======== THE RECORDS

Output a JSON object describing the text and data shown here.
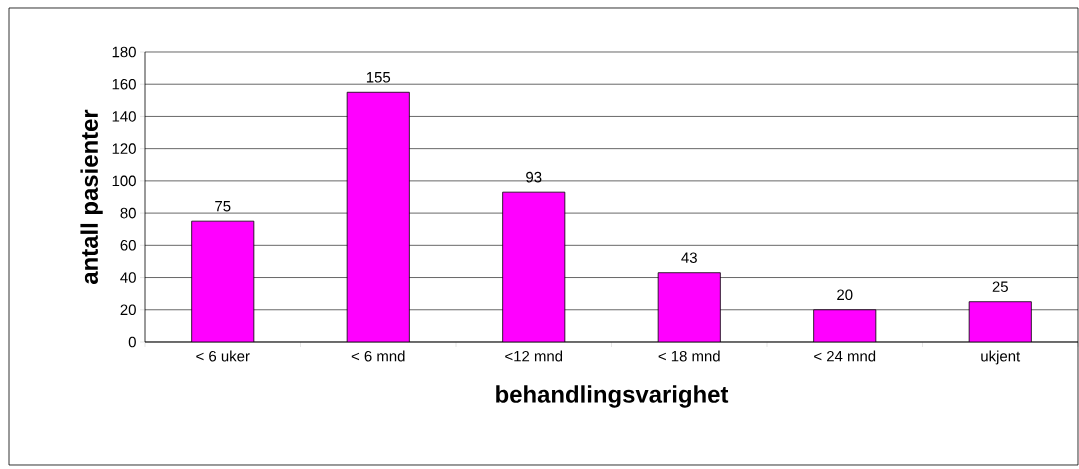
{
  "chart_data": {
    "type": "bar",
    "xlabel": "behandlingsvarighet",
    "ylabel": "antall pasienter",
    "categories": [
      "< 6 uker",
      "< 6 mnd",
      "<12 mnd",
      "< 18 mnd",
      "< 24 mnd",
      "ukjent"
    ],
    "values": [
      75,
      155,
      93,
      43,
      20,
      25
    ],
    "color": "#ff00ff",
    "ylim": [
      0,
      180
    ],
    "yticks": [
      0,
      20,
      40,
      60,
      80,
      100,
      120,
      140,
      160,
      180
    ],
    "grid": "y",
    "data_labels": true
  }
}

================

GIVEN TASK
Ignore the images and quote every line of the listing exactly.

TASK SOLUTION
Output a JSON object describing the text and data shown here.
{
  "chart_data": {
    "type": "bar",
    "xlabel": "behandlingsvarighet",
    "ylabel": "antall pasienter",
    "categories": [
      "< 6 uker",
      "< 6 mnd",
      "<12 mnd",
      "< 18 mnd",
      "< 24 mnd",
      "ukjent"
    ],
    "values": [
      75,
      155,
      93,
      43,
      20,
      25
    ],
    "color": "#ff00ff",
    "ylim": [
      0,
      180
    ],
    "yticks": [
      0,
      20,
      40,
      60,
      80,
      100,
      120,
      140,
      160,
      180
    ],
    "grid": "y",
    "data_labels": true
  }
}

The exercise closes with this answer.